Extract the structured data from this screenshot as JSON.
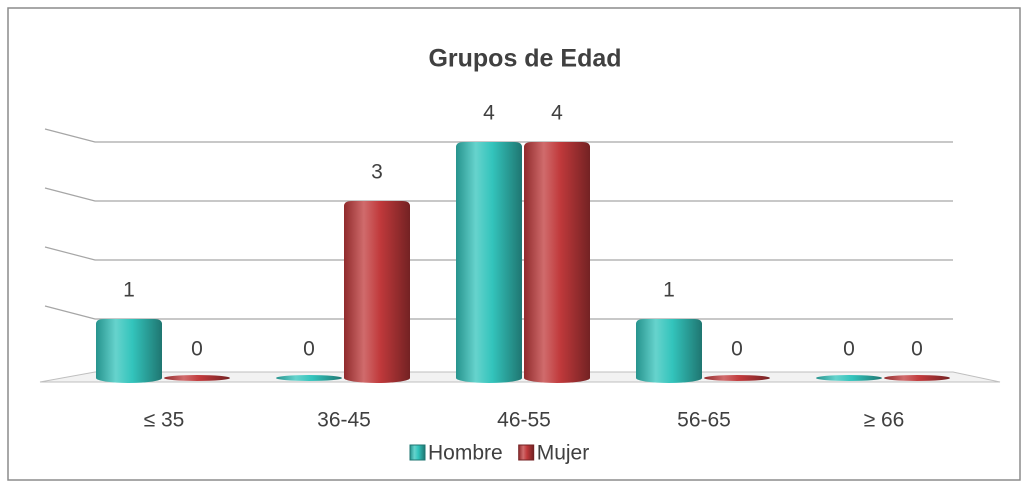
{
  "chart_data": {
    "type": "bar",
    "title": "Grupos de Edad",
    "categories": [
      "≤ 35",
      "36-45",
      "46-55",
      "56-65",
      "≥ 66"
    ],
    "series": [
      {
        "name": "Hombre",
        "color": "#33c4bc",
        "values": [
          1,
          0,
          4,
          1,
          0
        ]
      },
      {
        "name": "Mujer",
        "color": "#c0393b",
        "values": [
          0,
          3,
          4,
          0,
          0
        ]
      }
    ],
    "ylim": [
      0,
      4
    ],
    "yticks": [
      0,
      1,
      2,
      3,
      4
    ],
    "grid": true,
    "legend": "bottom"
  }
}
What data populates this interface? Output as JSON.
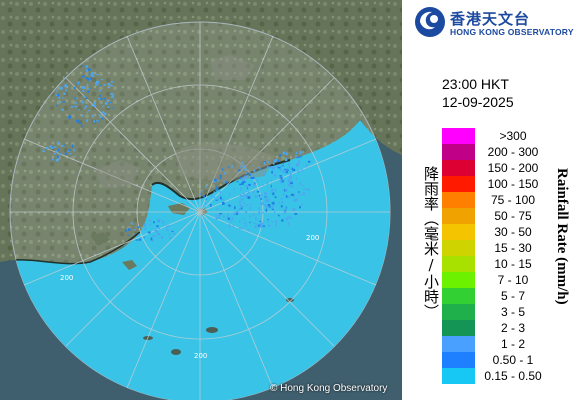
{
  "header": {
    "org_cn": "香港天文台",
    "org_en": "HONG KONG OBSERVATORY"
  },
  "timestamp": {
    "time": "23:00 HKT",
    "date": "12-09-2025"
  },
  "legend": {
    "title_cn": "降雨率（毫米/小時）",
    "title_en": "Rainfall Rate (mm/h)",
    "items": [
      {
        "label": ">300",
        "color": "#ff00ff"
      },
      {
        "label": "200 - 300",
        "color": "#c00087"
      },
      {
        "label": "150 - 200",
        "color": "#dd0033"
      },
      {
        "label": "100 - 150",
        "color": "#ff1a00"
      },
      {
        "label": "75 - 100",
        "color": "#ff7f00"
      },
      {
        "label": "50 - 75",
        "color": "#f0a300"
      },
      {
        "label": "30 - 50",
        "color": "#f5c400"
      },
      {
        "label": "15 - 30",
        "color": "#cfd300"
      },
      {
        "label": "10 - 15",
        "color": "#a8e000"
      },
      {
        "label": "7 - 10",
        "color": "#6cf200"
      },
      {
        "label": "5 - 7",
        "color": "#33d033"
      },
      {
        "label": "3 - 5",
        "color": "#1fb04c"
      },
      {
        "label": "2 - 3",
        "color": "#149555"
      },
      {
        "label": "1 - 2",
        "color": "#4aa0ff"
      },
      {
        "label": "0.50 - 1",
        "color": "#1e7fff"
      },
      {
        "label": "0.15 - 0.50",
        "color": "#17c8f5"
      }
    ]
  },
  "map": {
    "range_ring_labels": [
      "200",
      "200",
      "200"
    ],
    "copyright": "© Hong Kong Observatory",
    "colors": {
      "land": "#6b7a5e",
      "sea_coverage": "#39c3e6",
      "echo_light": "#4ea6f0",
      "echo_medium": "#1f7fe6"
    }
  }
}
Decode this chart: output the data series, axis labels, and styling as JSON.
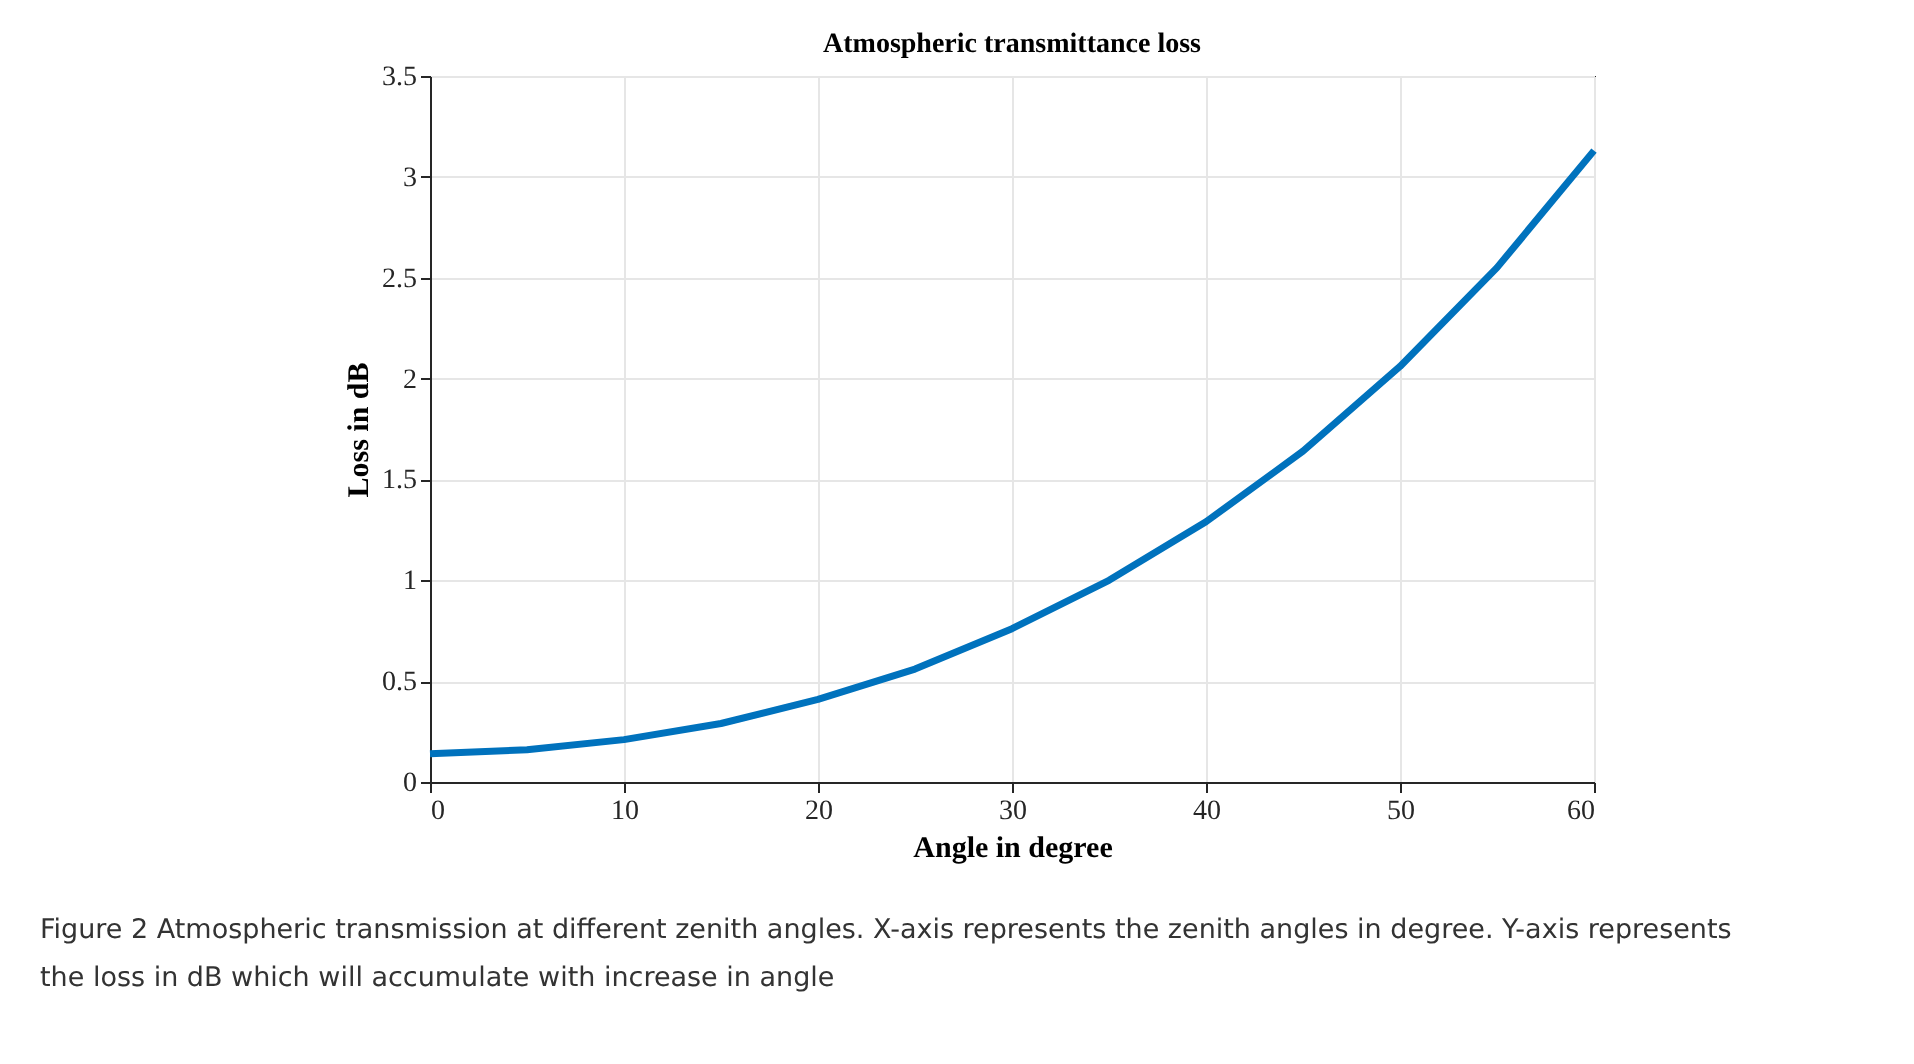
{
  "chart_data": {
    "type": "line",
    "title": "Atmospheric transmittance loss",
    "xlabel": "Angle in degree",
    "ylabel": "Loss in dB",
    "x": [
      0,
      5,
      10,
      15,
      20,
      25,
      30,
      35,
      40,
      45,
      50,
      55,
      60
    ],
    "series": [
      {
        "color": "#0072bd",
        "values": [
          0.14,
          0.16,
          0.21,
          0.29,
          0.41,
          0.56,
          0.76,
          1.0,
          1.29,
          1.64,
          2.06,
          2.55,
          3.13
        ]
      }
    ],
    "xlim": [
      0,
      60
    ],
    "xticks": [
      0,
      10,
      20,
      30,
      40,
      50,
      60
    ],
    "ylim": [
      0,
      3.5
    ],
    "yticks": [
      0,
      0.5,
      1,
      1.5,
      2,
      2.5,
      3,
      3.5
    ],
    "grid": true,
    "marker": "none",
    "line_style": "solid",
    "annotations": [
      "Figure 2  Atmospheric transmission at different zenith angles. X-axis represents the zenith angles in degree. Y-axis represents the loss in dB which will accumulate with increase in angle"
    ]
  }
}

════════════════

EXERCISE: Pick each line holding the word "degree" out of the listing.

CORRECT RESULT:
    "xlabel": "Angle in degree",
      "Figure 2  Atmospheric transmission at different zenith angles. X-axis represents the zenith angles in degree. Y-axis represents the loss in dB which will accumulate with increase in angle"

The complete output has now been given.